Problem details>
From the entries that follow, gather each line holding the word "JSON".

Exercise material>

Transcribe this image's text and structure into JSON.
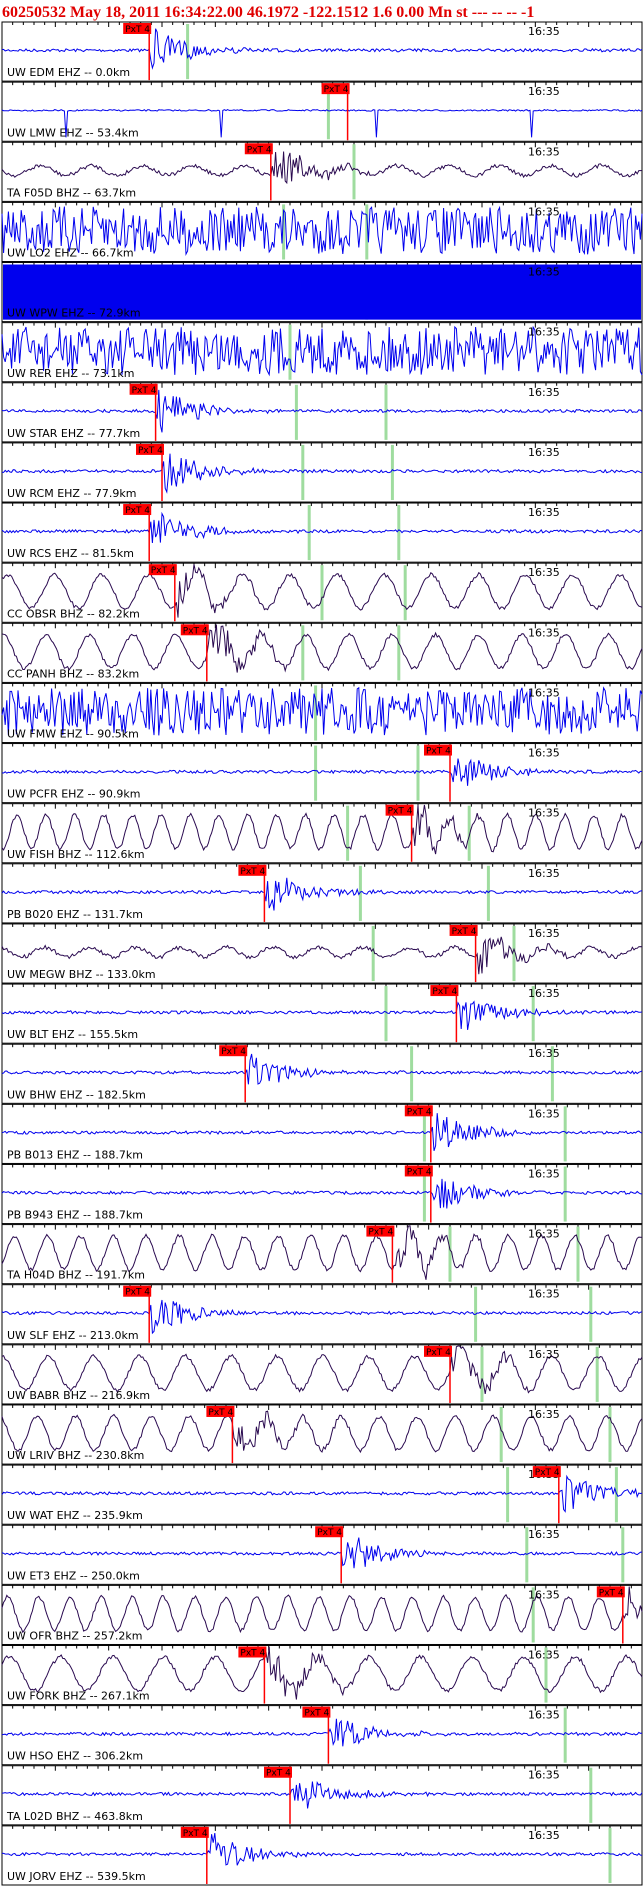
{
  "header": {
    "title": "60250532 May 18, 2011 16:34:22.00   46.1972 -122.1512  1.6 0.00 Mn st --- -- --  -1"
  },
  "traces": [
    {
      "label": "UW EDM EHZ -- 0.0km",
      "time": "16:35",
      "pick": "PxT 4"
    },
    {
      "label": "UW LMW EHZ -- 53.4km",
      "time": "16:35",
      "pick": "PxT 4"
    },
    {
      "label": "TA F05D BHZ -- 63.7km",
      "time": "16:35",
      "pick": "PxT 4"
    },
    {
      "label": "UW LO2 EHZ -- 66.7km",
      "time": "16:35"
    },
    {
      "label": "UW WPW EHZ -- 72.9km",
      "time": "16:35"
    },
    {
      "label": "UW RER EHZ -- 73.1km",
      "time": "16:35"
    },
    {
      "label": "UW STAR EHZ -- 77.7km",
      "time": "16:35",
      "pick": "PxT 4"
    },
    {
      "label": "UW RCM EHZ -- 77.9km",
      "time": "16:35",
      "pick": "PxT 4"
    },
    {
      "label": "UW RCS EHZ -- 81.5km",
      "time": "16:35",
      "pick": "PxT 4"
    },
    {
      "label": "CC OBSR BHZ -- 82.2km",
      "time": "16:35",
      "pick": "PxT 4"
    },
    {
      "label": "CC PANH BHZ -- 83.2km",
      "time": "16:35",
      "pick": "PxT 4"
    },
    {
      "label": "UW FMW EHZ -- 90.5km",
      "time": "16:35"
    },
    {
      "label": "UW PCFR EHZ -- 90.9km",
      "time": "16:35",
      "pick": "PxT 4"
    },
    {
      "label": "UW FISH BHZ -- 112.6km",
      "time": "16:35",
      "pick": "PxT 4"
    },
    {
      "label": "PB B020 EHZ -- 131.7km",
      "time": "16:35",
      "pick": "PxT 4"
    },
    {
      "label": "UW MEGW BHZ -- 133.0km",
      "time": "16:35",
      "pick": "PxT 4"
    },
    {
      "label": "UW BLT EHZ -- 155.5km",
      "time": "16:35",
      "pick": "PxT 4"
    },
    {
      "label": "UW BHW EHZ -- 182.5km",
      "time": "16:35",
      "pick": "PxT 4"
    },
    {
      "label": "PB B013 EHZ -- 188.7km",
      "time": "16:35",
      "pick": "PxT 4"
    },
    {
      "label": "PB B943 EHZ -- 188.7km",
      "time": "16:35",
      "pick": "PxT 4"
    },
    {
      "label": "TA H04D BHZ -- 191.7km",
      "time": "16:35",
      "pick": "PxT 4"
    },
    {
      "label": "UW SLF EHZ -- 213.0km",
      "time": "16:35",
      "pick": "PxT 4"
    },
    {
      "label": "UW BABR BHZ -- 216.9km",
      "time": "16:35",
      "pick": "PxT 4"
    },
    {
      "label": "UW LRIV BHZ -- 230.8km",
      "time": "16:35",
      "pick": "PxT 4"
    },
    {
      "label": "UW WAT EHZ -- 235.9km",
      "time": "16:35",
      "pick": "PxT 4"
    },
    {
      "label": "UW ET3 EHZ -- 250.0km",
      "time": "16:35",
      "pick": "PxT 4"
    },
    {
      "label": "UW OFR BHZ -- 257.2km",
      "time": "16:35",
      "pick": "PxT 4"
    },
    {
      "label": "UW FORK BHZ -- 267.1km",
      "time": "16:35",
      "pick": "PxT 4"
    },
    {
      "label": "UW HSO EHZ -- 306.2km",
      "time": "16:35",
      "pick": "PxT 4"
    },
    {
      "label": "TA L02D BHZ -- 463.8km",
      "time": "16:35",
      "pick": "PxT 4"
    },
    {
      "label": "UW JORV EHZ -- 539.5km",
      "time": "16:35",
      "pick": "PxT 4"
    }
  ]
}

...

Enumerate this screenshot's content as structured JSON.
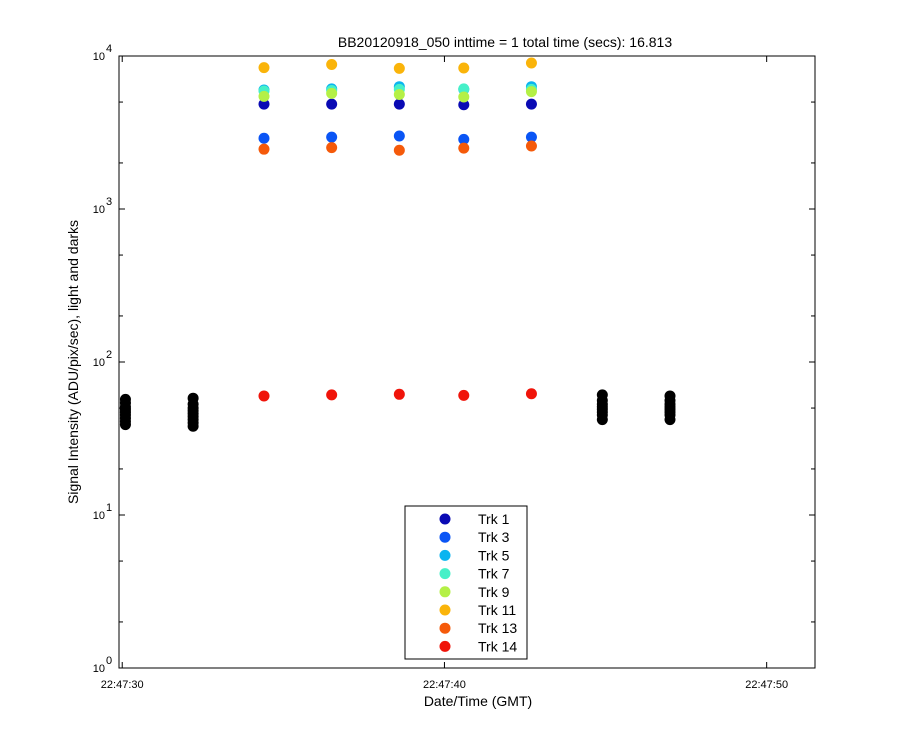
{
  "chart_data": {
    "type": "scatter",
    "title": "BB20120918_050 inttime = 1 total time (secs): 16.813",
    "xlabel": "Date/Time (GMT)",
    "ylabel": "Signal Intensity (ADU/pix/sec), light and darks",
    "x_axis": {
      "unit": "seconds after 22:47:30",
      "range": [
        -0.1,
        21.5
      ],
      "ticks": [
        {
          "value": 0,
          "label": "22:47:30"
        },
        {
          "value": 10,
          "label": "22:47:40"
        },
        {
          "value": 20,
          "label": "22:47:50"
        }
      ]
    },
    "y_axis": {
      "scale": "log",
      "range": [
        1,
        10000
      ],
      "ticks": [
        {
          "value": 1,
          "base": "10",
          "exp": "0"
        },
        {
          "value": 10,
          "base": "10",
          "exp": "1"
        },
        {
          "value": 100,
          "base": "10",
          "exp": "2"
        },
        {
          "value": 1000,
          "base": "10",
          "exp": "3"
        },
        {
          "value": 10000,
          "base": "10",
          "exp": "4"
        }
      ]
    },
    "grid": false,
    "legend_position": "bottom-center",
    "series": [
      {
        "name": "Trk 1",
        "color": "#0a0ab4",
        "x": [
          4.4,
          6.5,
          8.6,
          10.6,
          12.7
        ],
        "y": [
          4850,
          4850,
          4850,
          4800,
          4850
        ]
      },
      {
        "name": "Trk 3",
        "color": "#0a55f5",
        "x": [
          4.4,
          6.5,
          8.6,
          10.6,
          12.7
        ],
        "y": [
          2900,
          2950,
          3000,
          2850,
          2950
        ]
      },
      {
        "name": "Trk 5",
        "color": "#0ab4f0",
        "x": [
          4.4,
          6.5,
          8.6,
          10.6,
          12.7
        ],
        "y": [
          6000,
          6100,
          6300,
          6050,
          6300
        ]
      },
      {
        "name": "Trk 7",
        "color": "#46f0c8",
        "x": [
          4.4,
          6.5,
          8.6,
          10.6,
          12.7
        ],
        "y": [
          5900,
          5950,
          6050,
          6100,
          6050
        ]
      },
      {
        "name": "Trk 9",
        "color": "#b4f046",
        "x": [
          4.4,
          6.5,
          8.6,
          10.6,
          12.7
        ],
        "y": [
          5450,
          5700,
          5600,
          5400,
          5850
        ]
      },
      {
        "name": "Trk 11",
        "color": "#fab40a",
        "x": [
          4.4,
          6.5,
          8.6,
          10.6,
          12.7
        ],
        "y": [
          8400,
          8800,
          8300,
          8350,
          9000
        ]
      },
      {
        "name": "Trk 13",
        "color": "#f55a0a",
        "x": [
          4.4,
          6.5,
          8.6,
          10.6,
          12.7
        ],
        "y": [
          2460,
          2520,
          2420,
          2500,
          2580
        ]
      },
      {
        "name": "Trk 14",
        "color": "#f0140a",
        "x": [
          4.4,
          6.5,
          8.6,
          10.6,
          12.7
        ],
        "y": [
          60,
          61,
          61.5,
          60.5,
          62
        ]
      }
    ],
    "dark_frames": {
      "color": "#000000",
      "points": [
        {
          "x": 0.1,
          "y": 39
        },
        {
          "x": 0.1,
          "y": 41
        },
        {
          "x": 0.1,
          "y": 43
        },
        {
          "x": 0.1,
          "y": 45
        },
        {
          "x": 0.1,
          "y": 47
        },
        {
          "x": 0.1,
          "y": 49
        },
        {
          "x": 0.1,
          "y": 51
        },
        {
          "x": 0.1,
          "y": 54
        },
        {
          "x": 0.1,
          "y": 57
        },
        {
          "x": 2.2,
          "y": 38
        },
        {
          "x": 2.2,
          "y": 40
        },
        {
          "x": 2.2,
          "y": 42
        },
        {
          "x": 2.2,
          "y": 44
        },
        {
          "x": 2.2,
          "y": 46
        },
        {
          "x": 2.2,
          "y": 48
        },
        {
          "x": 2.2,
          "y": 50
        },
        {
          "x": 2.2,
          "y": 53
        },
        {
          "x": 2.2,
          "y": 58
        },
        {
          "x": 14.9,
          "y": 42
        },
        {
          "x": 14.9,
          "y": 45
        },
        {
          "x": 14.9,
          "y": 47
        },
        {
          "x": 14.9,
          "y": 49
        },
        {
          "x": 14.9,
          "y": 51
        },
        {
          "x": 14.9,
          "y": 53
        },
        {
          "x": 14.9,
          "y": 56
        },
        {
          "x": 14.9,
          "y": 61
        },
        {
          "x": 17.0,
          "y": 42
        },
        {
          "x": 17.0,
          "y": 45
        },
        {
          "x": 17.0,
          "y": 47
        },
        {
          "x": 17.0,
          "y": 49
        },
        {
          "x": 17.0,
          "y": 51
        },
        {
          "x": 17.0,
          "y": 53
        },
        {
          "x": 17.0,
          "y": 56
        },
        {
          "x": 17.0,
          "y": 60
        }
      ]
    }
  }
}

==

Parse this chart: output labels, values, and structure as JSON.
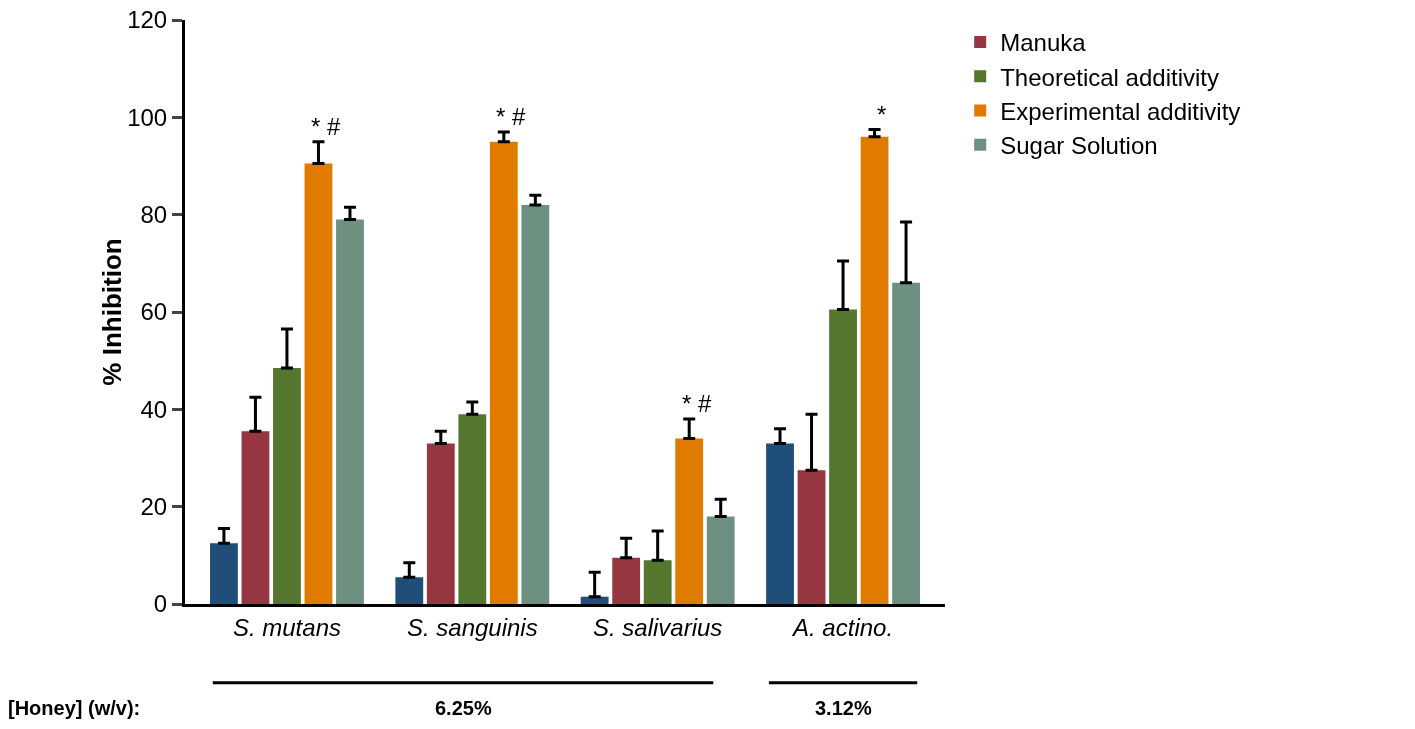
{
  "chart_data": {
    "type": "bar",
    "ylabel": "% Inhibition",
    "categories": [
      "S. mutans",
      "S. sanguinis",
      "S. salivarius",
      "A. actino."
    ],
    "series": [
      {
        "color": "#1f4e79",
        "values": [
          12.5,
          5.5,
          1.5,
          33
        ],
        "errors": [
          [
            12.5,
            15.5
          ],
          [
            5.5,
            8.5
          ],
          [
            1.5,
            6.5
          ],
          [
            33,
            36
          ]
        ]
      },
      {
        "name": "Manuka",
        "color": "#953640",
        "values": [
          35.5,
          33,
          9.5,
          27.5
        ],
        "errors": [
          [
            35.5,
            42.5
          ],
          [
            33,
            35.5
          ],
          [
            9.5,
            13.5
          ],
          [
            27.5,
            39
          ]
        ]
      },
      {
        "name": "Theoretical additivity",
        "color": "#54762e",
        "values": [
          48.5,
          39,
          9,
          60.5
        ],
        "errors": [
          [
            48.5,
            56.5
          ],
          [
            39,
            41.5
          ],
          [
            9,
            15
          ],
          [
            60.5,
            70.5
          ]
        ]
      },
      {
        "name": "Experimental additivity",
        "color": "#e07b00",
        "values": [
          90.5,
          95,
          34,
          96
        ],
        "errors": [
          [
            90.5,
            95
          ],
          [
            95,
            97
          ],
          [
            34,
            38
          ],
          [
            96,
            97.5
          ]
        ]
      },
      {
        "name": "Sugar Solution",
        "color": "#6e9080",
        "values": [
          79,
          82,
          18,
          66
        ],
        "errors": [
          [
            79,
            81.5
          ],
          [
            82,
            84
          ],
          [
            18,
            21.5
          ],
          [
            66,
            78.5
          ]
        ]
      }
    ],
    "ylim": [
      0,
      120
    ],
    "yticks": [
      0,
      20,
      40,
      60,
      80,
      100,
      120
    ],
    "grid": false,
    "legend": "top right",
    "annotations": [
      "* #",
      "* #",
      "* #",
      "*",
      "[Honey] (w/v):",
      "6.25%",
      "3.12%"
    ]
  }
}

Written response>
Transcribe this image's text and structure into JSON.
Enumerate this screenshot's content as structured JSON.
Parse this chart: output labels, values, and structure as JSON.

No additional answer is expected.